§ WHAT NEEDS TO BE DONE
Pull out every line of the records that contains the word "MAYIS", matching case exactly.

Box coordinate listings
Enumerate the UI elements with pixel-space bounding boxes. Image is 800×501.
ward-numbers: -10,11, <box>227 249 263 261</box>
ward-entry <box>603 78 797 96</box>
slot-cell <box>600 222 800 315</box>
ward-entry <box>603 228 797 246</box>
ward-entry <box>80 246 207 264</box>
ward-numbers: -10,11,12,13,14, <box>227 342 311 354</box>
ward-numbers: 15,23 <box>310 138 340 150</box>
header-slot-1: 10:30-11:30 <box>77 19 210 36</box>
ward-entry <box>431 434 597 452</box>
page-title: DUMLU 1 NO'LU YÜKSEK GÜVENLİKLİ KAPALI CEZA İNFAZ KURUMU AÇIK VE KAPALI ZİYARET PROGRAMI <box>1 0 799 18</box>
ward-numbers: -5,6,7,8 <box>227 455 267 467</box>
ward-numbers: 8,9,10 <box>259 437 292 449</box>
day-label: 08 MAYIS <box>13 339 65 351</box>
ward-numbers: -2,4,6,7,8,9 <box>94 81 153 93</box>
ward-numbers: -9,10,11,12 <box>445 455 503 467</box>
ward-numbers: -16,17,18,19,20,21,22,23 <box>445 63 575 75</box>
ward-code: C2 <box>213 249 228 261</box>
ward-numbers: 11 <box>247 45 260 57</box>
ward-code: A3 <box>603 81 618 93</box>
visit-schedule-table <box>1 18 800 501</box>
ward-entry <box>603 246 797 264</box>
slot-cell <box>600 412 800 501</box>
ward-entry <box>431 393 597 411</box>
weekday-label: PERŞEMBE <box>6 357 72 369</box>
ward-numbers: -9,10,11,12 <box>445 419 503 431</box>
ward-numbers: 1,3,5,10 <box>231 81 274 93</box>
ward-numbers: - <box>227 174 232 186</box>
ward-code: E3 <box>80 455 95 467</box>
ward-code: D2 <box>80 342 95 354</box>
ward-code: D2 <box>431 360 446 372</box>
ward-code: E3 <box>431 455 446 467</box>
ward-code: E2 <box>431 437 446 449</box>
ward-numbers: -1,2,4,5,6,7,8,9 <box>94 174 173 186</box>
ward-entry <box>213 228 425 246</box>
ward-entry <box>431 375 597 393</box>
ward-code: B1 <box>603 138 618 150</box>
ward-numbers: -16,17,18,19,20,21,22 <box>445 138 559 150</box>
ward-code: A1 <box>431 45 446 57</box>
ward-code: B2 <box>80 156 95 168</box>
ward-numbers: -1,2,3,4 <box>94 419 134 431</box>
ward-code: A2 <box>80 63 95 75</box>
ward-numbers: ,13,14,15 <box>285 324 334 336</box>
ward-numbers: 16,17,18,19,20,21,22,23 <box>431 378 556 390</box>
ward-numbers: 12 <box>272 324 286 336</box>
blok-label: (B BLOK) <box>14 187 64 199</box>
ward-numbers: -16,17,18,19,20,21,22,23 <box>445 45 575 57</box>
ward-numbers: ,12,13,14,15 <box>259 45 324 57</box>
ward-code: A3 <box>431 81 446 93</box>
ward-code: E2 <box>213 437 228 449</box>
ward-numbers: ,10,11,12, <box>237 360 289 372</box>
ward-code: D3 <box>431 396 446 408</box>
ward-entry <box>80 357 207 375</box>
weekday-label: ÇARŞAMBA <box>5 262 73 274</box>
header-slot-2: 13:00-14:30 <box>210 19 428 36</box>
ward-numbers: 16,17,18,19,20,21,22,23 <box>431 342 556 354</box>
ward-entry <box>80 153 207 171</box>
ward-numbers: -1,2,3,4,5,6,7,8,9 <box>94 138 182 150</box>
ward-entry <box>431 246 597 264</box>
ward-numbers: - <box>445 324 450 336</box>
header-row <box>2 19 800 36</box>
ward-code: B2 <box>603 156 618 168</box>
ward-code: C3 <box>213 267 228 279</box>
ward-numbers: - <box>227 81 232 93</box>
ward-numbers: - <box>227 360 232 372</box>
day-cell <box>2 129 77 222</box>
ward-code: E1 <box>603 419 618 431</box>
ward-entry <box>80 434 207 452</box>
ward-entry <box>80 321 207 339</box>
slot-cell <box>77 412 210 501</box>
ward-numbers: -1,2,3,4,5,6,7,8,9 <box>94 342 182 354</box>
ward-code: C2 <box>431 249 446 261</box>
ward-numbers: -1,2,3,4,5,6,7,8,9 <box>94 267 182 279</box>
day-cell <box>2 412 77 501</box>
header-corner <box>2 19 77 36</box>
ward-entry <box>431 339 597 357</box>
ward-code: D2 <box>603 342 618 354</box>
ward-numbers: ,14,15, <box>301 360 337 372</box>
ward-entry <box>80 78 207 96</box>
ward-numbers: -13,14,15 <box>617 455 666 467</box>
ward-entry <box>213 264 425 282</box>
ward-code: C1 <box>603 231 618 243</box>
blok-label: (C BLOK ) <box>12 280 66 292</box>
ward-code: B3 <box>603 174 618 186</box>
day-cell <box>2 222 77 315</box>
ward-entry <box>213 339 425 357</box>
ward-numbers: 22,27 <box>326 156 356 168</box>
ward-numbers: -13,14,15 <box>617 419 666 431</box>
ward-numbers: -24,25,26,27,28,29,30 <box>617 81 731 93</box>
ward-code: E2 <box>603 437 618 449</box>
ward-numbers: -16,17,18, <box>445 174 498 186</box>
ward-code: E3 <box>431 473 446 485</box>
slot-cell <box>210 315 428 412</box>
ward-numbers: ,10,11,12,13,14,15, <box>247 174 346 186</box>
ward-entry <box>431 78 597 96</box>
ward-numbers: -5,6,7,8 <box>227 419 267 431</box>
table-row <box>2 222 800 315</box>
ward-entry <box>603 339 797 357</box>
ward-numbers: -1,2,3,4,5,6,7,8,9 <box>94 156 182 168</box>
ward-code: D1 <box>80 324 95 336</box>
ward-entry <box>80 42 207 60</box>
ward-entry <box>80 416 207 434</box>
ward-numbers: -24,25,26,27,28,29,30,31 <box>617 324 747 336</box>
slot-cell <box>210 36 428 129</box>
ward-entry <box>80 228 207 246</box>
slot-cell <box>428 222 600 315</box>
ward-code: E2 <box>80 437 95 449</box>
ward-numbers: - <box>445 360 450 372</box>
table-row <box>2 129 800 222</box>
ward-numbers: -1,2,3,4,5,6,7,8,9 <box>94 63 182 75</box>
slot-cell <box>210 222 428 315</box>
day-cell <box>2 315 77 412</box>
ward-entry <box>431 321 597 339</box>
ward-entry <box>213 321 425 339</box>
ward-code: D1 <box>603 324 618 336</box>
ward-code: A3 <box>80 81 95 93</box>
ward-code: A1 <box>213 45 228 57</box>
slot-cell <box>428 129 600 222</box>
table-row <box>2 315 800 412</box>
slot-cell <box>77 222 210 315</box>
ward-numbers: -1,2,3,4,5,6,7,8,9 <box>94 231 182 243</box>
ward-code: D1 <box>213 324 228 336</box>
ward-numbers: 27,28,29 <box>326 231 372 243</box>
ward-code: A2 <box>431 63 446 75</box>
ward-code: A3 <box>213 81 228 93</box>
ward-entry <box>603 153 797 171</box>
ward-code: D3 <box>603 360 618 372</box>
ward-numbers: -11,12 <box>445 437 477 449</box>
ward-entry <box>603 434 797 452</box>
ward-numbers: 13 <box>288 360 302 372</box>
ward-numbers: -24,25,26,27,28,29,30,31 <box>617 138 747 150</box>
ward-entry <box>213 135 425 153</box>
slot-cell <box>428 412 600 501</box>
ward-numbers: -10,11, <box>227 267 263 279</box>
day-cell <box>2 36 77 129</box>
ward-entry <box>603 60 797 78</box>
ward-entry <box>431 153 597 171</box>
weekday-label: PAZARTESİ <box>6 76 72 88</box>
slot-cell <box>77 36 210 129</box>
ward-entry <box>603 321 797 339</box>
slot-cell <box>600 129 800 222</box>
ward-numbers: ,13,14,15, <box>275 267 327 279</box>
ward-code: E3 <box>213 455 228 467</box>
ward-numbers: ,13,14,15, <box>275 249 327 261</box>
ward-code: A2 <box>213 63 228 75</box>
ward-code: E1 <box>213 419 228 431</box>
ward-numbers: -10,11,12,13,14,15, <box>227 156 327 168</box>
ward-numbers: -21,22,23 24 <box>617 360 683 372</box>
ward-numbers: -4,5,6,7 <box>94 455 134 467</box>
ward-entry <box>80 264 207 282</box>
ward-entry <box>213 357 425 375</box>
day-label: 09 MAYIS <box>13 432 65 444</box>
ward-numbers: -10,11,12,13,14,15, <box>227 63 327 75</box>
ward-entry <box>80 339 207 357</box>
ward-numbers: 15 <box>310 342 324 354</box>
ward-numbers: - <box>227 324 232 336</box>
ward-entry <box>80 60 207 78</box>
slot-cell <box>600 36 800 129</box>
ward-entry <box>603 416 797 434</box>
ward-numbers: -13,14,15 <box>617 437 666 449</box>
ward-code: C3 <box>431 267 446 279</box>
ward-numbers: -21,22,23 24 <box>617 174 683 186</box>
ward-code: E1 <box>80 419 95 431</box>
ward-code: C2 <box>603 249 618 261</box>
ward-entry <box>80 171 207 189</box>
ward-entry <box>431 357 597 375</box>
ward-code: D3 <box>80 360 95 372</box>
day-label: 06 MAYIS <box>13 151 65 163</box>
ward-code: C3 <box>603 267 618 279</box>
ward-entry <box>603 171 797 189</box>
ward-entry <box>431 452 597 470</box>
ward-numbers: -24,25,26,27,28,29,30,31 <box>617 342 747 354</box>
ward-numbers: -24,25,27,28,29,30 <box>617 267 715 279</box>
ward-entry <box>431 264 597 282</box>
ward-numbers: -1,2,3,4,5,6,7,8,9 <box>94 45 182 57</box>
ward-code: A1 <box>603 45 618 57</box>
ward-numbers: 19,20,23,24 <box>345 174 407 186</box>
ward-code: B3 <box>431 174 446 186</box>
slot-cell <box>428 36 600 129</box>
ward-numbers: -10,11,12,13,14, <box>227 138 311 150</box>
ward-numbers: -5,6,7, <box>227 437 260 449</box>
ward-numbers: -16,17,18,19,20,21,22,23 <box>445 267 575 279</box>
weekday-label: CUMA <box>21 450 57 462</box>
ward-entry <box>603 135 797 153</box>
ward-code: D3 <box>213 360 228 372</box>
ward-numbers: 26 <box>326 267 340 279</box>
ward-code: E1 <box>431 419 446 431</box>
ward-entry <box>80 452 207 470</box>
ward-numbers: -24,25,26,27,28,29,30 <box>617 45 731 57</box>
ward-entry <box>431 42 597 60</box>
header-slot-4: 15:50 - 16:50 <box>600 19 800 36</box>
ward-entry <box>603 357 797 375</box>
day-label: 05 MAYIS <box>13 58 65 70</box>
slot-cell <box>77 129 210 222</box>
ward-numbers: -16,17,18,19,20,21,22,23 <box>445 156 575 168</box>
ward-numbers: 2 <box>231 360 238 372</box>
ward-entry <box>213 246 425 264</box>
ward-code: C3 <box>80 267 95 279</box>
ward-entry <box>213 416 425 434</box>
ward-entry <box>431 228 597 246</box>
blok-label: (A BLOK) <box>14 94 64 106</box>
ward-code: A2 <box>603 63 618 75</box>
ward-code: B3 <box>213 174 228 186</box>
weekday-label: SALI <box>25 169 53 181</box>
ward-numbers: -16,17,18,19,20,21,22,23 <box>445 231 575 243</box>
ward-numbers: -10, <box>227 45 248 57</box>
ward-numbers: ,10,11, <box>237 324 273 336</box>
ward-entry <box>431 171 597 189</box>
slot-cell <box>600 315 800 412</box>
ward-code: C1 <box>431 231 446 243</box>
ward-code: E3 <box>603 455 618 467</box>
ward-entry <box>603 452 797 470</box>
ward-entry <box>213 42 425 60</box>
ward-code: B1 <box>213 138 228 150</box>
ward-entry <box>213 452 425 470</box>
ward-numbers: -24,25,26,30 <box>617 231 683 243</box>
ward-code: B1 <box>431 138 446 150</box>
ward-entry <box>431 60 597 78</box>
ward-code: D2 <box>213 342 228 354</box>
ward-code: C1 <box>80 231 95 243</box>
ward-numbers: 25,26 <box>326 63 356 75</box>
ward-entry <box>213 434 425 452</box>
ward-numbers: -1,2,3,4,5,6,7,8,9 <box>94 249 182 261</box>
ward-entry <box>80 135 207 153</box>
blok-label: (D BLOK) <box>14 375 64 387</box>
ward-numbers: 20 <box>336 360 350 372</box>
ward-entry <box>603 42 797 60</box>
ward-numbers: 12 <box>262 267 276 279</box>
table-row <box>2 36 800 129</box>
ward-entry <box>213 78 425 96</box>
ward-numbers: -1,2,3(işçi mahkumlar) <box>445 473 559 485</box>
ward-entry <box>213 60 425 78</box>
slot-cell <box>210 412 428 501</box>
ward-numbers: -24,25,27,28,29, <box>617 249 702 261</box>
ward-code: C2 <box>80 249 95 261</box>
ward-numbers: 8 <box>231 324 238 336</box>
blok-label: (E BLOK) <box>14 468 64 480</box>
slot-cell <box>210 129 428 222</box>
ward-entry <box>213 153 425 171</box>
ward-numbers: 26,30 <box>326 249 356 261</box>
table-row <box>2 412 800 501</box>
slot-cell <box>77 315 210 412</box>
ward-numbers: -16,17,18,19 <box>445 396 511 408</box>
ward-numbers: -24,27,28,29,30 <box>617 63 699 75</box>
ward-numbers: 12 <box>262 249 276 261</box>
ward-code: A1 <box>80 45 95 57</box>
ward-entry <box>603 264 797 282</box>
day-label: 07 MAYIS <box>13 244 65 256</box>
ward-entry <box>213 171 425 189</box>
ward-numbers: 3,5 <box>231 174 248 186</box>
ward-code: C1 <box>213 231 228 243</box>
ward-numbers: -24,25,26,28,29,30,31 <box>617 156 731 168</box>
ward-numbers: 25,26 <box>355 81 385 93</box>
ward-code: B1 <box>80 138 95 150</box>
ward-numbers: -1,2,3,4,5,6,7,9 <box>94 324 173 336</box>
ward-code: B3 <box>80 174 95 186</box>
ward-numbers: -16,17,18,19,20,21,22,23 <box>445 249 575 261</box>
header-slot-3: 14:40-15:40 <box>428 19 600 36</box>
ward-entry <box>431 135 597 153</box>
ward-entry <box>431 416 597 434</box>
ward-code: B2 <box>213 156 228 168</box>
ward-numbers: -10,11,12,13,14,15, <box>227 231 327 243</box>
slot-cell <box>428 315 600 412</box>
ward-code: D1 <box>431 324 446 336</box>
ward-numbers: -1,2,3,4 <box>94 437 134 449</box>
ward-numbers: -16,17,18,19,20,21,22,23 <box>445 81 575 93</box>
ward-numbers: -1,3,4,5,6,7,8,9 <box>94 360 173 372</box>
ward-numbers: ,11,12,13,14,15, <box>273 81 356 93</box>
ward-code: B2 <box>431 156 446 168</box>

§ EXERCISE RESPONSE
day-label: 08 MAYIS <box>13 339 65 351</box>
day-label: 09 MAYIS <box>13 432 65 444</box>
day-label: 06 MAYIS <box>13 151 65 163</box>
day-label: 05 MAYIS <box>13 58 65 70</box>
day-label: 07 MAYIS <box>13 244 65 256</box>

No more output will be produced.